Data entries
"""

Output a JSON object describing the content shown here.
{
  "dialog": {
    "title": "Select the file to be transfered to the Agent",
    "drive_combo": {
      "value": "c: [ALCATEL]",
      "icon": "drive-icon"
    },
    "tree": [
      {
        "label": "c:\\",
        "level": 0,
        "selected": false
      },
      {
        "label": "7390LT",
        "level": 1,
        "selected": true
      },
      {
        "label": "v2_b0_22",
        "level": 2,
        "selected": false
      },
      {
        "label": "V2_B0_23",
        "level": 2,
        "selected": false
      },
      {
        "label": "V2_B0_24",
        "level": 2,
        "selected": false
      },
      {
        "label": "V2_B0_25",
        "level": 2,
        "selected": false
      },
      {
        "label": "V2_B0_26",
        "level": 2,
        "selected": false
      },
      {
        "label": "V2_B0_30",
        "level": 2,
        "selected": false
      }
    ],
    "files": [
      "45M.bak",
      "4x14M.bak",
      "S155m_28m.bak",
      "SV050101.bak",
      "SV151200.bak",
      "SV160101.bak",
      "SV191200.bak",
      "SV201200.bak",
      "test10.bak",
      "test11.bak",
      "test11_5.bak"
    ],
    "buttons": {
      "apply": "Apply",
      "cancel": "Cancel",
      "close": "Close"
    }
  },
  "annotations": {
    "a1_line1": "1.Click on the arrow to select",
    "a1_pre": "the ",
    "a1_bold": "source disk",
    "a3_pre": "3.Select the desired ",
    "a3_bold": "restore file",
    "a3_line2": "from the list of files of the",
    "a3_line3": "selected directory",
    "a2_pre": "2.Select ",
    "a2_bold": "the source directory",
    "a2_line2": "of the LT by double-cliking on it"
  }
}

"""

Exactly reproduce every line of the records.

Output a JSON object describing the content shown here.
{
  "dialog": {
    "title": "Select the file to be transfered to the Agent",
    "drive_combo": {
      "value": "c: [ALCATEL]",
      "icon": "drive-icon"
    },
    "tree": [
      {
        "label": "c:\\",
        "level": 0,
        "selected": false
      },
      {
        "label": "7390LT",
        "level": 1,
        "selected": true
      },
      {
        "label": "v2_b0_22",
        "level": 2,
        "selected": false
      },
      {
        "label": "V2_B0_23",
        "level": 2,
        "selected": false
      },
      {
        "label": "V2_B0_24",
        "level": 2,
        "selected": false
      },
      {
        "label": "V2_B0_25",
        "level": 2,
        "selected": false
      },
      {
        "label": "V2_B0_26",
        "level": 2,
        "selected": false
      },
      {
        "label": "V2_B0_30",
        "level": 2,
        "selected": false
      }
    ],
    "files": [
      "45M.bak",
      "4x14M.bak",
      "S155m_28m.bak",
      "SV050101.bak",
      "SV151200.bak",
      "SV160101.bak",
      "SV191200.bak",
      "SV201200.bak",
      "test10.bak",
      "test11.bak",
      "test11_5.bak"
    ],
    "buttons": {
      "apply": "Apply",
      "cancel": "Cancel",
      "close": "Close"
    }
  },
  "annotations": {
    "a1_line1": "1.Click on the arrow to select",
    "a1_pre": "the ",
    "a1_bold": "source disk",
    "a3_pre": "3.Select the desired ",
    "a3_bold": "restore file",
    "a3_line2": "from the list of files of the",
    "a3_line3": "selected directory",
    "a2_pre": "2.Select ",
    "a2_bold": "the source directory",
    "a2_line2": "of the LT by double-cliking on it"
  }
}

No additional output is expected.